─── Entries provided

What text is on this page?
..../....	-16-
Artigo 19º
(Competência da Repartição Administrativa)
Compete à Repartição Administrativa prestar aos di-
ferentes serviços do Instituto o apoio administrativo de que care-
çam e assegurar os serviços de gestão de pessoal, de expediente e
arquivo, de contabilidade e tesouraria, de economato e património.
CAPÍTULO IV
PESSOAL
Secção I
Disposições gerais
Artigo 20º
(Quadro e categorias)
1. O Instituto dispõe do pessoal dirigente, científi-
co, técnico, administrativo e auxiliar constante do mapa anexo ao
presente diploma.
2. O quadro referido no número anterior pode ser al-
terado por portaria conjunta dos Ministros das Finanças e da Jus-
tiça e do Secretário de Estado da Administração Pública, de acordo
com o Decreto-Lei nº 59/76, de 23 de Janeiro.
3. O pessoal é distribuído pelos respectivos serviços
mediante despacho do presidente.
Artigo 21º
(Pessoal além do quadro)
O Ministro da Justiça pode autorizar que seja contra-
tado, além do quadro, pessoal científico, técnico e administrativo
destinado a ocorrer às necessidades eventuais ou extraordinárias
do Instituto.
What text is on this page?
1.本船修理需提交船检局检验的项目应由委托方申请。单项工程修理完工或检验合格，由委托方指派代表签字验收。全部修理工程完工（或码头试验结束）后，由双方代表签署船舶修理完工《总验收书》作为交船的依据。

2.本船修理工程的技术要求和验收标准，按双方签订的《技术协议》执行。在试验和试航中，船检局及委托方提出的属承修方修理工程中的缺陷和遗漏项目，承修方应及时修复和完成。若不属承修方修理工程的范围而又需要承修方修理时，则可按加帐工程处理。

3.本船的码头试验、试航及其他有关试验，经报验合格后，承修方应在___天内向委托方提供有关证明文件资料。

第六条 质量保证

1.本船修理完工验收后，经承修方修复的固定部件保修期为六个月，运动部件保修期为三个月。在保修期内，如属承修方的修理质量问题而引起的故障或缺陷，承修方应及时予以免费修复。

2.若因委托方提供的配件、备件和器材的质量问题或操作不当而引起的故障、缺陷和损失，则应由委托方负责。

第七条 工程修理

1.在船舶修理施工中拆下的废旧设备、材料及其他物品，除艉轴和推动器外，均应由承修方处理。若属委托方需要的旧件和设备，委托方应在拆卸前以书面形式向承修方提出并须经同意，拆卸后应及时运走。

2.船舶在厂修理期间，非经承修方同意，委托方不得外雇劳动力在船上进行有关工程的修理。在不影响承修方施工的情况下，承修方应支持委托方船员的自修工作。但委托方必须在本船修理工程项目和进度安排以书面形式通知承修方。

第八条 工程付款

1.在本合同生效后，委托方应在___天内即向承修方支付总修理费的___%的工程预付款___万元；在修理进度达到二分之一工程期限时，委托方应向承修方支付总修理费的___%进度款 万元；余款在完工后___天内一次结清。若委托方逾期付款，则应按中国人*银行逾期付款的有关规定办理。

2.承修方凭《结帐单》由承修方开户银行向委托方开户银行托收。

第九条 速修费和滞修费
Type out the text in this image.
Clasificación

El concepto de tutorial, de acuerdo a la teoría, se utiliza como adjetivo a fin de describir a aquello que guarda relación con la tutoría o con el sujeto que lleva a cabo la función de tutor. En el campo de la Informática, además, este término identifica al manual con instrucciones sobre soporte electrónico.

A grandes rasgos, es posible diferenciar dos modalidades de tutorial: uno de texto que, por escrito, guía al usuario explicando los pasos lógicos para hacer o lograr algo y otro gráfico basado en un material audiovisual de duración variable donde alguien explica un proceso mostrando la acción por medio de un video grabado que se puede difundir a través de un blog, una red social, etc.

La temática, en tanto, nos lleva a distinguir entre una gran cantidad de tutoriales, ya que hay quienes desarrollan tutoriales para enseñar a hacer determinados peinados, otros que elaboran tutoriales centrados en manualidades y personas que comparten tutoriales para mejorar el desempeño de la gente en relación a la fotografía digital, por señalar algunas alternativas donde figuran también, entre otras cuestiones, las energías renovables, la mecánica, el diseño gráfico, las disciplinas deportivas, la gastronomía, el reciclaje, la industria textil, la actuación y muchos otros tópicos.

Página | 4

──────

### What to produce
Output each record exactly, leaving nothing out.

### The completed task
What text is on this page?
..../....	-16-
Artigo 19º
(Competência da Repartição Administrativa)
Compete à Repartição Administrativa prestar aos di-
ferentes serviços do Instituto o apoio administrativo de que care-
çam e assegurar os serviços de gestão de pessoal, de expediente e
arquivo, de contabilidade e tesouraria, de economato e património.
CAPÍTULO IV
PESSOAL
Secção I
Disposições gerais
Artigo 20º
(Quadro e categorias)
1. O Instituto dispõe do pessoal dirigente, científi-
co, técnico, administrativo e auxiliar constante do mapa anexo ao
presente diploma.
2. O quadro referido no número anterior pode ser al-
terado por portaria conjunta dos Ministros das Finanças e da Jus-
tiça e do Secretário de Estado da Administração Pública, de acordo
com o Decreto-Lei nº 59/76, de 23 de Janeiro.
3. O pessoal é distribuído pelos respectivos serviços
mediante despacho do presidente.
Artigo 21º
(Pessoal além do quadro)
O Ministro da Justiça pode autorizar que seja contra-
tado, além do quadro, pessoal científico, técnico e administrativo
destinado a ocorrer às necessidades eventuais ou extraordinárias
do Instituto.
What text is on this page?
1.本船修理需提交船检局检验的项目应由委托方申请。单项工程修理完工或检验合格，由委托方指派代表签字验收。全部修理工程完工（或码头试验结束）后，由双方代表签署船舶修理完工《总验收书》作为交船的依据。

2.本船修理工程的技术要求和验收标准，按双方签订的《技术协议》执行。在试验和试航中，船检局及委托方提出的属承修方修理工程中的缺陷和遗漏项目，承修方应及时修复和完成。若不属承修方修理工程的范围而又需要承修方修理时，则可按加帐工程处理。

3.本船的码头试验、试航及其他有关试验，经报验合格后，承修方应在___天内向委托方提供有关证明文件资料。

第六条 质量保证

1.本船修理完工验收后，经承修方修复的固定部件保修期为六个月，运动部件保修期为三个月。在保修期内，如属承修方的修理质量问题而引起的故障或缺陷，承修方应及时予以免费修复。

2.若因委托方提供的配件、备件和器材的质量问题或操作不当而引起的故障、缺陷和损失，则应由委托方负责。

第七条 工程修理

1.在船舶修理施工中拆下的废旧设备、材料及其他物品，除艉轴和推动器外，均应由承修方处理。若属委托方需要的旧件和设备，委托方应在拆卸前以书面形式向承修方提出并须经同意，拆卸后应及时运走。

2.船舶在厂修理期间，非经承修方同意，委托方不得外雇劳动力在船上进行有关工程的修理。在不影响承修方施工的情况下，承修方应支持委托方船员的自修工作。但委托方必须在本船修理工程项目和进度安排以书面形式通知承修方。

第八条 工程付款

1.在本合同生效后，委托方应在___天内即向承修方支付总修理费的___%的工程预付款___万元；在修理进度达到二分之一工程期限时，委托方应向承修方支付总修理费的___%进度款 万元；余款在完工后___天内一次结清。若委托方逾期付款，则应按中国人*银行逾期付款的有关规定办理。

2.承修方凭《结帐单》由承修方开户银行向委托方开户银行托收。

第九条 速修费和滞修费
Type out the text in this image.
Clasificación

El concepto de tutorial, de acuerdo a la teoría, se utiliza como adjetivo a fin de describir a aquello que guarda relación con la tutoría o con el sujeto que lleva a cabo la función de tutor. En el campo de la Informática, además, este término identifica al manual con instrucciones sobre soporte electrónico.

A grandes rasgos, es posible diferenciar dos modalidades de tutorial: uno de texto que, por escrito, guía al usuario explicando los pasos lógicos para hacer o lograr algo y otro gráfico basado en un material audiovisual de duración variable donde alguien explica un proceso mostrando la acción por medio de un video grabado que se puede difundir a través de un blog, una red social, etc.

La temática, en tanto, nos lleva a distinguir entre una gran cantidad de tutoriales, ya que hay quienes desarrollan tutoriales para enseñar a hacer determinados peinados, otros que elaboran tutoriales centrados en manualidades y personas que comparten tutoriales para mejorar el desempeño de la gente en relación a la fotografía digital, por señalar algunas alternativas donde figuran también, entre otras cuestiones, las energías renovables, la mecánica, el diseño gráfico, las disciplinas deportivas, la gastronomía, el reciclaje, la industria textil, la actuación y muchos otros tópicos.

Página | 4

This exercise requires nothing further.